Défi a — Redonnez mot pour mot le passage du texte sur l'histoire du milieu en commençant à « On ne peut donc » et en finissant à « celle du XXe siècle. ».

Une autre Histoire du XXe siècle.

On ne peut donc pas faire du milieu un monde à part. Mieux, en revenant sur ces destinées, Jérôme Pierrat nous rappelle que le truand ne vit pas coupé du monde qui l’entoure. L’histoire du milieu, c’est aussi celle du XXe siècle.

La seconde guerre mondiale est peut-être la rencontre la plus évidente entre la « grande Histoire » et l’histoire du milieu. La terrible équipe du 93, rue Lauriston, cette « gestapo française » qui jouira, durant l’occupation, d’un pouvoir incroyable, est constituée d’anciens truands. Le « patron », Henry Chamberlin dit Lafont, a ainsi recruté son équipe parmi ses pairs, à la Prison de Fresnes… D’autres, comme Les Guérini ont fait le choix de la résistance.

Mais le milieu a vécu aussi au rythme des évolutions technologique. Au début du siècle, la célèbre « Bande à Bonnot » doit ainsi une partie de son succès à ses véhicules qui lui permettent de distancer ceux qui la poursuivent à vélo. Les armes se modernisent également tout au long du XXe siècle. Les braqueurs doivent enfin composer avec la modernisation des coffres, ce qui les poussera à se rabattre vers les transports de fond et, plus tard, vers le trafic de drogue. Dans Nous étions le milieu, Tony dit « Le Grec », complice de Gibus pour casser les coffres, résume bien la situation :

« La profession devient de plus en plus difficile. Au train où vont les choses, va falloir penser à se recycler. Les coffres et les alarmes suivent l’évolution et les ramassages quotidiens deviennent à la mode, et je ne parle pas des chèques et des cartes de crédit. »

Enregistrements
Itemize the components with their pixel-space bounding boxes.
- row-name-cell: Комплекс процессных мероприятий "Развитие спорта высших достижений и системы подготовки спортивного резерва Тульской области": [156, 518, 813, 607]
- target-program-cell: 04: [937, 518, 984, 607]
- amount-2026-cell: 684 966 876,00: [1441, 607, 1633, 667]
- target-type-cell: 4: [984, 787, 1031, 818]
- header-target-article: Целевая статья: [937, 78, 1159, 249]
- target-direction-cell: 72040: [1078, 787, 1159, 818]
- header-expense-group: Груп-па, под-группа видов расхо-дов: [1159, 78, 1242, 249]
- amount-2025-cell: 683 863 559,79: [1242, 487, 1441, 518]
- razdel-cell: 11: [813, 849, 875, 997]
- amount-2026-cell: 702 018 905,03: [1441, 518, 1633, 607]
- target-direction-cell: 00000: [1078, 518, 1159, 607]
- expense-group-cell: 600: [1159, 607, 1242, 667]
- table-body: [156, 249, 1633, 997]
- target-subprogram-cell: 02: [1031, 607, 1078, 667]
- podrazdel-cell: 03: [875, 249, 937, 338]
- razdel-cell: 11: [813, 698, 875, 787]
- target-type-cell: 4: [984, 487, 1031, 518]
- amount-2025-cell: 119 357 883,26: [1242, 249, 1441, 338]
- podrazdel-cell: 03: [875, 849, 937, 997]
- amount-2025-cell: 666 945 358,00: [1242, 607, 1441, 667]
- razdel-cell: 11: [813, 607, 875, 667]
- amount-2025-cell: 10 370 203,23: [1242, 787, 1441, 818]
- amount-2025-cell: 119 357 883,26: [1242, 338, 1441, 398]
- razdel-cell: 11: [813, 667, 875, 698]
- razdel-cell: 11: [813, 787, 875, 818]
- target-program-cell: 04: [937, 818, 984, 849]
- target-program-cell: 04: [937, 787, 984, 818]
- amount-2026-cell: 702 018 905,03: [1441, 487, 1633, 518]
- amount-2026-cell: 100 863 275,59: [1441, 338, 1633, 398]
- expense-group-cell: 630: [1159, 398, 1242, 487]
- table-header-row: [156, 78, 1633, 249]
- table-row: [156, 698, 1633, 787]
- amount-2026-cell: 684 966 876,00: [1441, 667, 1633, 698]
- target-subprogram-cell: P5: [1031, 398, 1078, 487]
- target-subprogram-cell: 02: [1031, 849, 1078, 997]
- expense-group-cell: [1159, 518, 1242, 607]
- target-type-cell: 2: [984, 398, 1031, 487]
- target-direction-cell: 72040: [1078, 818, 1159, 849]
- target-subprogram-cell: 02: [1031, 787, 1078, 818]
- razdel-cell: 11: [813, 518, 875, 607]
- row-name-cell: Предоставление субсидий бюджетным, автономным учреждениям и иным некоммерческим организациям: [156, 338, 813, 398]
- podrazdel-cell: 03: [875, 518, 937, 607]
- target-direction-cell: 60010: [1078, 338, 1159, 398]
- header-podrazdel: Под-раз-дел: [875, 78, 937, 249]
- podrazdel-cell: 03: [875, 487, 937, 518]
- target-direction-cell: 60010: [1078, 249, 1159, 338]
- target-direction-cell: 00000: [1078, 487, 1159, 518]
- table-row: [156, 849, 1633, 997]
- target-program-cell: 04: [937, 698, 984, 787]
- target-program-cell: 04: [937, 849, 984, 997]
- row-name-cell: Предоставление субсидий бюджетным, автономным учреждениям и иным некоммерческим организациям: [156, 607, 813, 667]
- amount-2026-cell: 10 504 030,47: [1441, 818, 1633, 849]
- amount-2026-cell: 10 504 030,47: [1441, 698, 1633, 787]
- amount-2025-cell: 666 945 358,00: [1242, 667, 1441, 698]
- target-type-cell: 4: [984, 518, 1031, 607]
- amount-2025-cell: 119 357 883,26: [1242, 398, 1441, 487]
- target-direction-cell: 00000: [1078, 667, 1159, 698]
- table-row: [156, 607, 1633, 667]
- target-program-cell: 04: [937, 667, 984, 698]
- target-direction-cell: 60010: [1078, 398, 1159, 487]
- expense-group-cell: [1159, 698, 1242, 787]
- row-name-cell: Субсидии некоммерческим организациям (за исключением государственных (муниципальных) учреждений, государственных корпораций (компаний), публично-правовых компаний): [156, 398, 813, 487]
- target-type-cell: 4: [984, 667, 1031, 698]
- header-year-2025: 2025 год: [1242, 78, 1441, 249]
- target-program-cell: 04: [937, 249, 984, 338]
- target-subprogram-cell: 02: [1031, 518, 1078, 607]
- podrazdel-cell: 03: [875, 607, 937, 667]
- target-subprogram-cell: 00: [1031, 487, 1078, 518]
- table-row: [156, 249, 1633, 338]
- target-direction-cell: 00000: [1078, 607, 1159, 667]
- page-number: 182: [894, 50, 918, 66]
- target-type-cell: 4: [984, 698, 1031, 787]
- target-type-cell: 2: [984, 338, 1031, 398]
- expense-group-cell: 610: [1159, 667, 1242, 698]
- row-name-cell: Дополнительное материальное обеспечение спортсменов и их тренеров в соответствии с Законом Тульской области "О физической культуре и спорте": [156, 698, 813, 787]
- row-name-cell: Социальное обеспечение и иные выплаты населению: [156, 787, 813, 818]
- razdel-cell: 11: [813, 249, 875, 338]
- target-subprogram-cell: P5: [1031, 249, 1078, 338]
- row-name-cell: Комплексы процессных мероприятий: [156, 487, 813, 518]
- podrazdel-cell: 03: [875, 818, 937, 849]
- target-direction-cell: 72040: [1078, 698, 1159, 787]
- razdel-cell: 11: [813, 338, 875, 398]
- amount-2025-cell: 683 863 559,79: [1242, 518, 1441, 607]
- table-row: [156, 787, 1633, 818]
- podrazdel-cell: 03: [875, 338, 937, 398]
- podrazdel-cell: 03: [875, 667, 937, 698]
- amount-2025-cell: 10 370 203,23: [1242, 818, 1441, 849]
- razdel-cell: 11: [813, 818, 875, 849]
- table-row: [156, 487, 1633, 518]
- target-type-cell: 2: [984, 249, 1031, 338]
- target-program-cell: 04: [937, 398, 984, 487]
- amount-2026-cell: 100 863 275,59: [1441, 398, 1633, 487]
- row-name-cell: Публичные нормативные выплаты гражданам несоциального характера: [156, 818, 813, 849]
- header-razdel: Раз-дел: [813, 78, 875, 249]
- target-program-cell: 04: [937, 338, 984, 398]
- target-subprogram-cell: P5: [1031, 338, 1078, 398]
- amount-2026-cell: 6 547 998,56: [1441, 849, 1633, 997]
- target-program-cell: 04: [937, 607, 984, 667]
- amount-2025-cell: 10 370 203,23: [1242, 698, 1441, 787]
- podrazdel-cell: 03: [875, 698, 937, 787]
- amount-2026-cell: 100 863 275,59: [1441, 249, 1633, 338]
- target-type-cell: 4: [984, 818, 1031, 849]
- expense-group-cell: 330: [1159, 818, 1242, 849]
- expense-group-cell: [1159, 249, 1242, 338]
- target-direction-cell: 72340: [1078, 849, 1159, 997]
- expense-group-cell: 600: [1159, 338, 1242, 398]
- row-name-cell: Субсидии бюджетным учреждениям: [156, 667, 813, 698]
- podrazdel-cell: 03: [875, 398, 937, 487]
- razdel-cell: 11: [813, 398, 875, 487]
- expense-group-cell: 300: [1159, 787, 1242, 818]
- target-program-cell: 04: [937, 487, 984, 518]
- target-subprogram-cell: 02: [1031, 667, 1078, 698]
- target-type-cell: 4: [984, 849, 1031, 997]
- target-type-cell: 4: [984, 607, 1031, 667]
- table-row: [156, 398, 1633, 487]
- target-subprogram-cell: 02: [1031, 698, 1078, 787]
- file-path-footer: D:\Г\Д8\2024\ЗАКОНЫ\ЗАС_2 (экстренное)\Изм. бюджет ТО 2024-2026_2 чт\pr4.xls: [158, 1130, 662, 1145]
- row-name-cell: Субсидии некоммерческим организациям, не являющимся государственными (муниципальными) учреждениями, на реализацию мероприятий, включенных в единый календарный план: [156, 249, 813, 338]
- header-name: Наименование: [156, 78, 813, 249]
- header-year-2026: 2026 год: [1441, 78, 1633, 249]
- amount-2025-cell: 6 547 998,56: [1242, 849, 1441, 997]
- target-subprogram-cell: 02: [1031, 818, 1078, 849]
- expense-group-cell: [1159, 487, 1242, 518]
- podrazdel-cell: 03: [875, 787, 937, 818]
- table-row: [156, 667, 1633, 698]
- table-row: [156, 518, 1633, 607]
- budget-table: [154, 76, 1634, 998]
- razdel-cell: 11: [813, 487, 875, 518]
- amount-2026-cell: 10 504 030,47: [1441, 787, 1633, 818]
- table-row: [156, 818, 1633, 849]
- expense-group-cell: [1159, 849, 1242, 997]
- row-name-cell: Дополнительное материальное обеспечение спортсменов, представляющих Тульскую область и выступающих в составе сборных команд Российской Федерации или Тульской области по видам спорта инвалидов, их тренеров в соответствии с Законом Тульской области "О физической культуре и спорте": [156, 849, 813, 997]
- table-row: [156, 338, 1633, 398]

Défi b — Transcrivez tels quels les enregistrements ci-dessus en commençant au tout début et en finissant à la ligne qui contient « - header-target-article: Целевая », cette ligne comprise.

Résultat final a —
On ne peut donc pas faire du milieu un monde à part. Mieux, en revenant sur ces destinées, Jérôme Pierrat nous rappelle que le truand ne vit pas coupé du monde qui l’entoure. L’histoire du milieu, c’est aussi celle du XXe siècle.

Résultat final b —
Itemize the components with their pixel-space bounding boxes.
- row-name-cell: Комплекс процессных мероприятий "Развитие спорта высших достижений и системы подготовки спортивного резерва Тульской области": [156, 518, 813, 607]
- target-program-cell: 04: [937, 518, 984, 607]
- amount-2026-cell: 684 966 876,00: [1441, 607, 1633, 667]
- target-type-cell: 4: [984, 787, 1031, 818]
- header-target-article: Целевая статья: [937, 78, 1159, 249]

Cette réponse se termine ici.